## [TRECHO CITADO]
####
Temos então uma nova ordem
do pudor, em que o corpo desaparece como lugar de prazer e se impõe como lugar de mutilação.
Muito disso aparece sob a forma
de uma brincadeira (não há como
ver "Kill Bill" senão como uma
saudável brincadeira), que é possivelmente a maneira encontrada
pelos diretores para sobreviver no
mundo-cão cinematográfico.
Assim, este "Old Boy", de Park
Chan-wook, chega ao cartaz muito provavelmente por aceitar certas regras da indústria do que por
outra coisa, inclusive a exuberante imaginação do roteiro. Por
"imaginação exuberante" compreenda-se o conjunto de procedimentos que levam o espectador
e os críticos a verem novidade na
recombinação de mais ou menos
os mesmos elementos de sempre.
Aqui, um homem é seqüestrado
e mantido prisioneiro durante 15
anos, sem que conheçamos os
motivos de tal evento. Um dia é libertado e leva duas obsessões do
cativeiro... a primeira é vingar-se,
claro, a segunda é descobrir de
quem deve vingar-se.
####
## [DADOS EXTRAÍDOS]
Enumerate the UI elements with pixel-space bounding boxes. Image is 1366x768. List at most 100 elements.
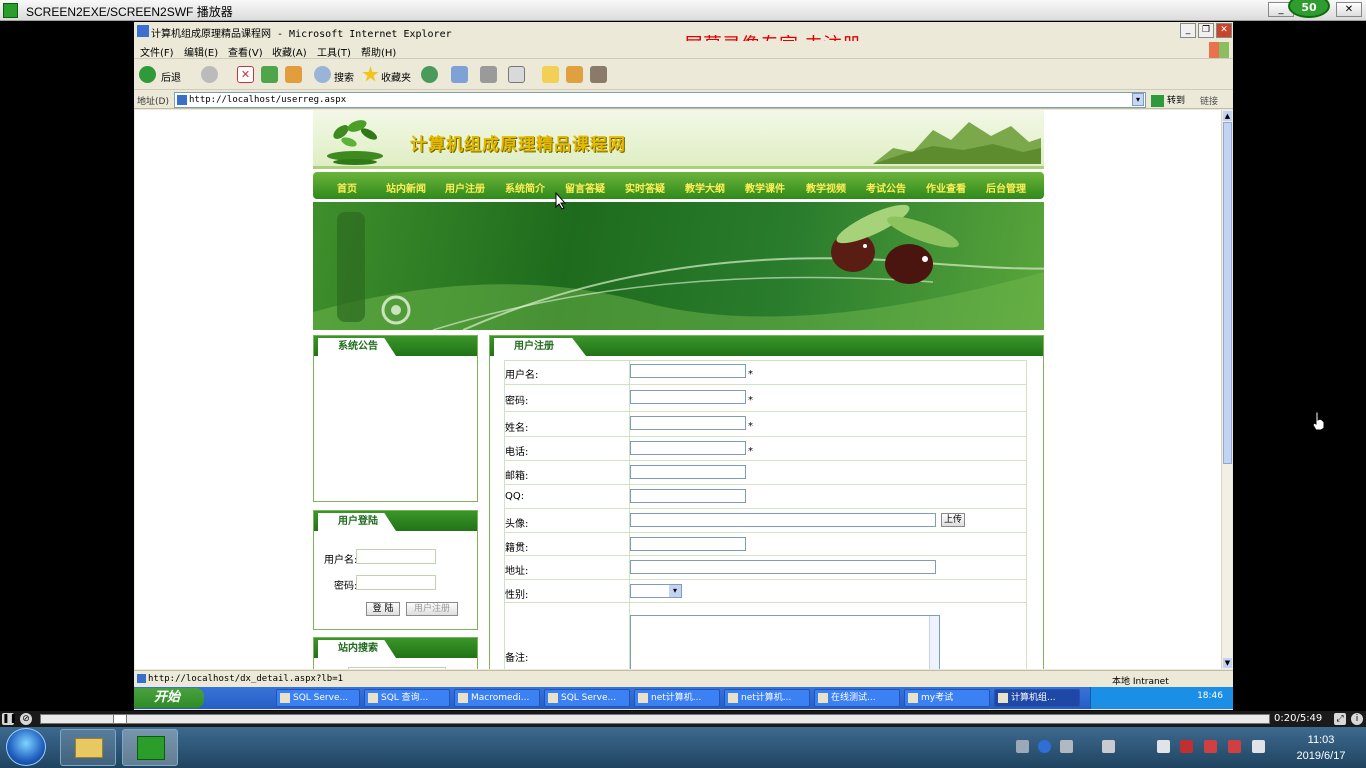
####
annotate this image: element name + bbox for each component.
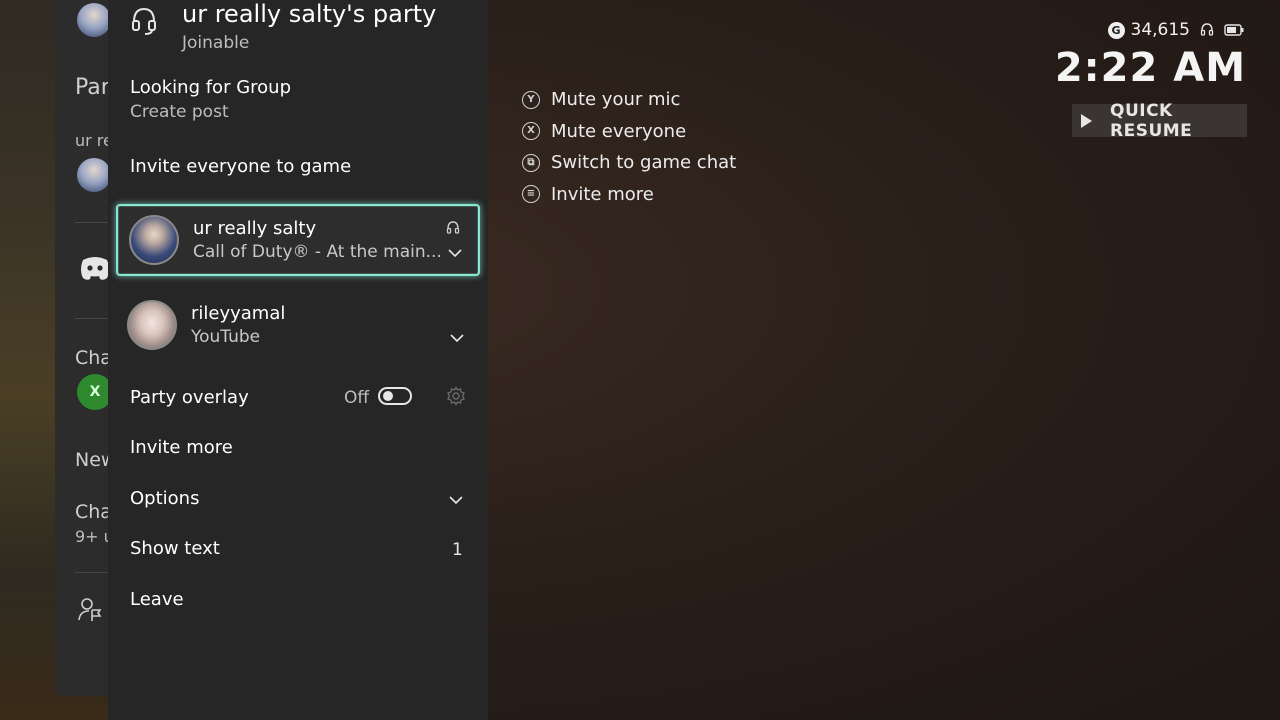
####
## [O QUE SE PEDE]
**1)** Segundo o trecho sobre o filme "Old Boy", por quanto tempo o homem sequestrado permanece prisioneiro?
**2)** Transcreva do trecho sobre o filme "Old Boy" tudo o que vai de "Muito disso aparece" até "mundo-cão cinematográfico.", sem qualquer alteração.

## [LISTA DE RESPOSTAS]
**1)** Durante 15 anos.

**2)**
Muito disso aparece sob a forma
de uma brincadeira (não há como
ver "Kill Bill" senão como uma
saudável brincadeira), que é possivelmente a maneira encontrada
pelos diretores para sobreviver no
mundo-cão cinematográfico.